Objective: Your task is to copy every line of this material exactly.

Available data:
---+---

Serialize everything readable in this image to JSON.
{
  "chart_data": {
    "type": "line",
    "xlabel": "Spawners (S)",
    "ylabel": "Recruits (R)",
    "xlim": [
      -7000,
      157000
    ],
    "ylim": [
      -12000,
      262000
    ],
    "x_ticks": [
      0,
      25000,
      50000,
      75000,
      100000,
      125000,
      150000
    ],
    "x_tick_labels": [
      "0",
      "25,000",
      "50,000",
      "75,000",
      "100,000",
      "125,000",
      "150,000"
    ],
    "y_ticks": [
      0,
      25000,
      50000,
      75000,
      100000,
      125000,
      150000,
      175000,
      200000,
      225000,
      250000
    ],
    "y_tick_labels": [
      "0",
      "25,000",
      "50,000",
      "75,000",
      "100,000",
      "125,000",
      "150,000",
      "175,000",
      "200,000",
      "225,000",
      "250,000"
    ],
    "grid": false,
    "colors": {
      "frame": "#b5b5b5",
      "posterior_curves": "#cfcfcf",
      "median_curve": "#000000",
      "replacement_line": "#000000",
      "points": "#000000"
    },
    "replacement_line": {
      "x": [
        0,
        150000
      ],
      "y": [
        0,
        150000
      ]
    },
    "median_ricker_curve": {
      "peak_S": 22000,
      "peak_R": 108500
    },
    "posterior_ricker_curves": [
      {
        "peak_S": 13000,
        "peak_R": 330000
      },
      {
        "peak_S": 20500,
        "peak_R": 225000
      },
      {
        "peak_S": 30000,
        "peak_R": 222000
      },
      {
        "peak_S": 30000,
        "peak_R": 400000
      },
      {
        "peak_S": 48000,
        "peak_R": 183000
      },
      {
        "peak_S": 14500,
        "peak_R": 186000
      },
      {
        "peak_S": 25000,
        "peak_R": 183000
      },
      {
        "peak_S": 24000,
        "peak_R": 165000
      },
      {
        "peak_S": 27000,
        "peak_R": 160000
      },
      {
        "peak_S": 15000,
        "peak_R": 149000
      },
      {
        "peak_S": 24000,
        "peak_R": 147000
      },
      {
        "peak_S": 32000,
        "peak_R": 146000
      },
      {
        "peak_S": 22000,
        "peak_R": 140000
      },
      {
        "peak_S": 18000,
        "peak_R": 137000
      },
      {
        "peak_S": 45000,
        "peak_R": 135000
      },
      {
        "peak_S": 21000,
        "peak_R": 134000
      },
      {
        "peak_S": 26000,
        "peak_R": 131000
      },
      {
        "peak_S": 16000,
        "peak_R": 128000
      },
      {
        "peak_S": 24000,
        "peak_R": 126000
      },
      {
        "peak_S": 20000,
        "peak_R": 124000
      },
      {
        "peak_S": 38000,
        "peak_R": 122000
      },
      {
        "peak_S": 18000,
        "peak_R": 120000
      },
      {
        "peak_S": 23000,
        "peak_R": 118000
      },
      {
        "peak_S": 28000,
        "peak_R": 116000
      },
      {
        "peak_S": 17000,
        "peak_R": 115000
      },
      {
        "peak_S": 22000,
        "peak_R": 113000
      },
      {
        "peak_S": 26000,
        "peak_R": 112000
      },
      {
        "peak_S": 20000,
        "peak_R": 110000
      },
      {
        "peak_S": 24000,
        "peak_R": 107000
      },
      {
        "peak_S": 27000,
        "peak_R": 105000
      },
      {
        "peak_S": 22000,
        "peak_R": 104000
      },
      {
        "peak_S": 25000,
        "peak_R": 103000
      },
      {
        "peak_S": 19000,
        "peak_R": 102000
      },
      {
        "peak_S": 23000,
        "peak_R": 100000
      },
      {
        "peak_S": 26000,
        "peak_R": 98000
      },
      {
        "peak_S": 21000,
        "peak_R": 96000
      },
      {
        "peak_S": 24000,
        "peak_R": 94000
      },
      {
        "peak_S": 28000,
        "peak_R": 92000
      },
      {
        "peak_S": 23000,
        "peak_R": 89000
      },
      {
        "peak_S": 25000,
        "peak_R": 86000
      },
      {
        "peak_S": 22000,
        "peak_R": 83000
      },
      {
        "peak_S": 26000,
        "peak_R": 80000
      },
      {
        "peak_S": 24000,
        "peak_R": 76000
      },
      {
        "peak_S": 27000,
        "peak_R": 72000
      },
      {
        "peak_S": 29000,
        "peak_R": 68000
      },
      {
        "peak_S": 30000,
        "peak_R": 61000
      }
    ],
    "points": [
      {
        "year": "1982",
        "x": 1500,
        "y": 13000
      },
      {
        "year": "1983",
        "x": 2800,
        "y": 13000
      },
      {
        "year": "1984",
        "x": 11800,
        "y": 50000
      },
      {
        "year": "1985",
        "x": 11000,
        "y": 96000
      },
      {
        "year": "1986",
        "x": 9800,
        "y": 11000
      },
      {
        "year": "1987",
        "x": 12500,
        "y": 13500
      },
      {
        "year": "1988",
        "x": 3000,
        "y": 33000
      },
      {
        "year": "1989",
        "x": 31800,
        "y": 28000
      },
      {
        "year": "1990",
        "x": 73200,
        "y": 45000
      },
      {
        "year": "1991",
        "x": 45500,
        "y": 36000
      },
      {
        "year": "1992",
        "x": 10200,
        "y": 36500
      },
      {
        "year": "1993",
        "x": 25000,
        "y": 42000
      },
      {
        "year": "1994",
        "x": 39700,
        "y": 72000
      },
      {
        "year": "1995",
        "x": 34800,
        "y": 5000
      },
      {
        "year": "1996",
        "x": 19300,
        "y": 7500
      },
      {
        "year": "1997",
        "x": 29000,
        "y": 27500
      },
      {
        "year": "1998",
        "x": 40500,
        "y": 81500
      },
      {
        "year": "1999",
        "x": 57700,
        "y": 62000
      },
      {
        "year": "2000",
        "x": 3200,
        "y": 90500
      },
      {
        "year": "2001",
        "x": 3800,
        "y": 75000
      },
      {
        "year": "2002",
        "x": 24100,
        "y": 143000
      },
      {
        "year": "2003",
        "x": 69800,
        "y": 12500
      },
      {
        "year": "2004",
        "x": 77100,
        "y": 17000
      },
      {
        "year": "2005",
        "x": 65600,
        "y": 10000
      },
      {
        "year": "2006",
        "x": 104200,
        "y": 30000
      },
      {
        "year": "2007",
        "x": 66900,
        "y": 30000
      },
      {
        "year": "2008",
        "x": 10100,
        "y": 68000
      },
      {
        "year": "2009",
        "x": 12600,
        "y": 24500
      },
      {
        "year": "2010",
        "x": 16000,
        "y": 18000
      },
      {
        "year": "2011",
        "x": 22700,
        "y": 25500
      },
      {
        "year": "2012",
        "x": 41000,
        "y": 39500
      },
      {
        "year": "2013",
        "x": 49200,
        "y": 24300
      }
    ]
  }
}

---+---

The answer:
Serialize everything readable in this image to JSON.
{
  "chart_data": {
    "type": "line",
    "xlabel": "Spawners (S)",
    "ylabel": "Recruits (R)",
    "xlim": [
      -7000,
      157000
    ],
    "ylim": [
      -12000,
      262000
    ],
    "x_ticks": [
      0,
      25000,
      50000,
      75000,
      100000,
      125000,
      150000
    ],
    "x_tick_labels": [
      "0",
      "25,000",
      "50,000",
      "75,000",
      "100,000",
      "125,000",
      "150,000"
    ],
    "y_ticks": [
      0,
      25000,
      50000,
      75000,
      100000,
      125000,
      150000,
      175000,
      200000,
      225000,
      250000
    ],
    "y_tick_labels": [
      "0",
      "25,000",
      "50,000",
      "75,000",
      "100,000",
      "125,000",
      "150,000",
      "175,000",
      "200,000",
      "225,000",
      "250,000"
    ],
    "grid": false,
    "colors": {
      "frame": "#b5b5b5",
      "posterior_curves": "#cfcfcf",
      "median_curve": "#000000",
      "replacement_line": "#000000",
      "points": "#000000"
    },
    "replacement_line": {
      "x": [
        0,
        150000
      ],
      "y": [
        0,
        150000
      ]
    },
    "median_ricker_curve": {
      "peak_S": 22000,
      "peak_R": 108500
    },
    "posterior_ricker_curves": [
      {
        "peak_S": 13000,
        "peak_R": 330000
      },
      {
        "peak_S": 20500,
        "peak_R": 225000
      },
      {
        "peak_S": 30000,
        "peak_R": 222000
      },
      {
        "peak_S": 30000,
        "peak_R": 400000
      },
      {
        "peak_S": 48000,
        "peak_R": 183000
      },
      {
        "peak_S": 14500,
        "peak_R": 186000
      },
      {
        "peak_S": 25000,
        "peak_R": 183000
      },
      {
        "peak_S": 24000,
        "peak_R": 165000
      },
      {
        "peak_S": 27000,
        "peak_R": 160000
      },
      {
        "peak_S": 15000,
        "peak_R": 149000
      },
      {
        "peak_S": 24000,
        "peak_R": 147000
      },
      {
        "peak_S": 32000,
        "peak_R": 146000
      },
      {
        "peak_S": 22000,
        "peak_R": 140000
      },
      {
        "peak_S": 18000,
        "peak_R": 137000
      },
      {
        "peak_S": 45000,
        "peak_R": 135000
      },
      {
        "peak_S": 21000,
        "peak_R": 134000
      },
      {
        "peak_S": 26000,
        "peak_R": 131000
      },
      {
        "peak_S": 16000,
        "peak_R": 128000
      },
      {
        "peak_S": 24000,
        "peak_R": 126000
      },
      {
        "peak_S": 20000,
        "peak_R": 124000
      },
      {
        "peak_S": 38000,
        "peak_R": 122000
      },
      {
        "peak_S": 18000,
        "peak_R": 120000
      },
      {
        "peak_S": 23000,
        "peak_R": 118000
      },
      {
        "peak_S": 28000,
        "peak_R": 116000
      },
      {
        "peak_S": 17000,
        "peak_R": 115000
      },
      {
        "peak_S": 22000,
        "peak_R": 113000
      },
      {
        "peak_S": 26000,
        "peak_R": 112000
      },
      {
        "peak_S": 20000,
        "peak_R": 110000
      },
      {
        "peak_S": 24000,
        "peak_R": 107000
      },
      {
        "peak_S": 27000,
        "peak_R": 105000
      },
      {
        "peak_S": 22000,
        "peak_R": 104000
      },
      {
        "peak_S": 25000,
        "peak_R": 103000
      },
      {
        "peak_S": 19000,
        "peak_R": 102000
      },
      {
        "peak_S": 23000,
        "peak_R": 100000
      },
      {
        "peak_S": 26000,
        "peak_R": 98000
      },
      {
        "peak_S": 21000,
        "peak_R": 96000
      },
      {
        "peak_S": 24000,
        "peak_R": 94000
      },
      {
        "peak_S": 28000,
        "peak_R": 92000
      },
      {
        "peak_S": 23000,
        "peak_R": 89000
      },
      {
        "peak_S": 25000,
        "peak_R": 86000
      },
      {
        "peak_S": 22000,
        "peak_R": 83000
      },
      {
        "peak_S": 26000,
        "peak_R": 80000
      },
      {
        "peak_S": 24000,
        "peak_R": 76000
      },
      {
        "peak_S": 27000,
        "peak_R": 72000
      },
      {
        "peak_S": 29000,
        "peak_R": 68000
      },
      {
        "peak_S": 30000,
        "peak_R": 61000
      }
    ],
    "points": [
      {
        "year": "1982",
        "x": 1500,
        "y": 13000
      },
      {
        "year": "1983",
        "x": 2800,
        "y": 13000
      },
      {
        "year": "1984",
        "x": 11800,
        "y": 50000
      },
      {
        "year": "1985",
        "x": 11000,
        "y": 96000
      },
      {
        "year": "1986",
        "x": 9800,
        "y": 11000
      },
      {
        "year": "1987",
        "x": 12500,
        "y": 13500
      },
      {
        "year": "1988",
        "x": 3000,
        "y": 33000
      },
      {
        "year": "1989",
        "x": 31800,
        "y": 28000
      },
      {
        "year": "1990",
        "x": 73200,
        "y": 45000
      },
      {
        "year": "1991",
        "x": 45500,
        "y": 36000
      },
      {
        "year": "1992",
        "x": 10200,
        "y": 36500
      },
      {
        "year": "1993",
        "x": 25000,
        "y": 42000
      },
      {
        "year": "1994",
        "x": 39700,
        "y": 72000
      },
      {
        "year": "1995",
        "x": 34800,
        "y": 5000
      },
      {
        "year": "1996",
        "x": 19300,
        "y": 7500
      },
      {
        "year": "1997",
        "x": 29000,
        "y": 27500
      },
      {
        "year": "1998",
        "x": 40500,
        "y": 81500
      },
      {
        "year": "1999",
        "x": 57700,
        "y": 62000
      },
      {
        "year": "2000",
        "x": 3200,
        "y": 90500
      },
      {
        "year": "2001",
        "x": 3800,
        "y": 75000
      },
      {
        "year": "2002",
        "x": 24100,
        "y": 143000
      },
      {
        "year": "2003",
        "x": 69800,
        "y": 12500
      },
      {
        "year": "2004",
        "x": 77100,
        "y": 17000
      },
      {
        "year": "2005",
        "x": 65600,
        "y": 10000
      },
      {
        "year": "2006",
        "x": 104200,
        "y": 30000
      },
      {
        "year": "2007",
        "x": 66900,
        "y": 30000
      },
      {
        "year": "2008",
        "x": 10100,
        "y": 68000
      },
      {
        "year": "2009",
        "x": 12600,
        "y": 24500
      },
      {
        "year": "2010",
        "x": 16000,
        "y": 18000
      },
      {
        "year": "2011",
        "x": 22700,
        "y": 25500
      },
      {
        "year": "2012",
        "x": 41000,
        "y": 39500
      },
      {
        "year": "2013",
        "x": 49200,
        "y": 24300
      }
    ]
  }
}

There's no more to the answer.